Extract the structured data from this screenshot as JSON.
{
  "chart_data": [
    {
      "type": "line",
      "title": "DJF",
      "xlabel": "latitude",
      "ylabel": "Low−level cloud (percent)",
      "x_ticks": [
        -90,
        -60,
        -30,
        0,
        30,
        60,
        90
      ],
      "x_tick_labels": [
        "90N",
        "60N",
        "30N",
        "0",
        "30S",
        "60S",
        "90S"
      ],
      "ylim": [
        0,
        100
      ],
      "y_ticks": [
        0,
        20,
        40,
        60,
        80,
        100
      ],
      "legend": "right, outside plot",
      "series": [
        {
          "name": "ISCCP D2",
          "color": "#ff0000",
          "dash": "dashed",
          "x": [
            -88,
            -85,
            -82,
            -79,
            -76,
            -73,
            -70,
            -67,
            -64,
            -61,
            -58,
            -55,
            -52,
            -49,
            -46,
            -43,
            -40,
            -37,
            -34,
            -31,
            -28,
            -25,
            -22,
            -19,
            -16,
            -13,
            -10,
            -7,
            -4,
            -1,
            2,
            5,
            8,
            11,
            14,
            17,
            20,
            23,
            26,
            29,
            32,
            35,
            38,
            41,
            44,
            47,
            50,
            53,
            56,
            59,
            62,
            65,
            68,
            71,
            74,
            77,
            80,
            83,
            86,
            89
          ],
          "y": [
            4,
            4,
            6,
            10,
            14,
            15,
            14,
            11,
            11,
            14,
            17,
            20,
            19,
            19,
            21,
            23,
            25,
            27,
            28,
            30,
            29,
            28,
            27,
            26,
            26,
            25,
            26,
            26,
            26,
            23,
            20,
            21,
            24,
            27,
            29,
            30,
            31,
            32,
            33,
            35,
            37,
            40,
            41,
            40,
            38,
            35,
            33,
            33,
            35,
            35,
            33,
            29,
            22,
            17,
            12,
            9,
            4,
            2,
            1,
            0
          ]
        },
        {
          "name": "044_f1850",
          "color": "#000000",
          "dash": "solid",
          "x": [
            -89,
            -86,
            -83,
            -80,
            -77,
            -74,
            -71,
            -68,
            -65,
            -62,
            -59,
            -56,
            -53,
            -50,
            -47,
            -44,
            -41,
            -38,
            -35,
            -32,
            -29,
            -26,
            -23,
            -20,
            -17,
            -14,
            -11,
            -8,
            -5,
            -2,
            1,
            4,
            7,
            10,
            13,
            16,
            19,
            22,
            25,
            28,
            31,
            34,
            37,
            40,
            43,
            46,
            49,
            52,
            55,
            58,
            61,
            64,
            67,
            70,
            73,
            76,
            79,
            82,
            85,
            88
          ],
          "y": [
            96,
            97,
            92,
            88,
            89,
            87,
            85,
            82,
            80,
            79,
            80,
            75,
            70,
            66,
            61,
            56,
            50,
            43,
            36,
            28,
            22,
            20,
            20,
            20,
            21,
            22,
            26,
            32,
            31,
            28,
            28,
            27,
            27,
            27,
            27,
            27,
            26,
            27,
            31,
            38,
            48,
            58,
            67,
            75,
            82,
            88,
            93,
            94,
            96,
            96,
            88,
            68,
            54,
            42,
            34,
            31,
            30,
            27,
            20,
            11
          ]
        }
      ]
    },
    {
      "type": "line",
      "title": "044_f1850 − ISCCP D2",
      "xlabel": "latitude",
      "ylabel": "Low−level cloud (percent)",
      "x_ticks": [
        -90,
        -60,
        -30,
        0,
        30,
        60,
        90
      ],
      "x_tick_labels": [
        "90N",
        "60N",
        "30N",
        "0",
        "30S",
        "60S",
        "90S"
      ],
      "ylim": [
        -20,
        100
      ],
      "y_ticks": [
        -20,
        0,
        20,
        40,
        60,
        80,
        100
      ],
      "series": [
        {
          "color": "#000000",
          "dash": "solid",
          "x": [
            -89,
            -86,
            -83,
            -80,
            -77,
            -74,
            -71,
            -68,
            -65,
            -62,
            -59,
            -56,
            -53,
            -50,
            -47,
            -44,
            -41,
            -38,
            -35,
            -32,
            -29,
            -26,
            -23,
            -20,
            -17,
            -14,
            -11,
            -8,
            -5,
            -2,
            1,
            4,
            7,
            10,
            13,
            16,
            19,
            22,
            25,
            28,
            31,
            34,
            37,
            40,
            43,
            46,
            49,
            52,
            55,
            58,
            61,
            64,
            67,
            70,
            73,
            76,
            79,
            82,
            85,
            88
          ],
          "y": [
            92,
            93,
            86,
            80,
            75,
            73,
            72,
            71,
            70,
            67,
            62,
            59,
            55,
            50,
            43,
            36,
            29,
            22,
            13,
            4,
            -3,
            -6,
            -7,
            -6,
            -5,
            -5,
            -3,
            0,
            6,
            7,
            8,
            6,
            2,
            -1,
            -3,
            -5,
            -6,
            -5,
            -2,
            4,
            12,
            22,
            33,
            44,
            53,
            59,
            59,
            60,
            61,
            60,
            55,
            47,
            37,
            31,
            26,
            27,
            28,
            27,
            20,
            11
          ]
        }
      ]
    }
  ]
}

--------------------------------

GOAL ->
Copy out every line that includes the word "ISCCP".

SOLUTION ->
          "name": "ISCCP D2",
      "title": "044_f1850 − ISCCP D2",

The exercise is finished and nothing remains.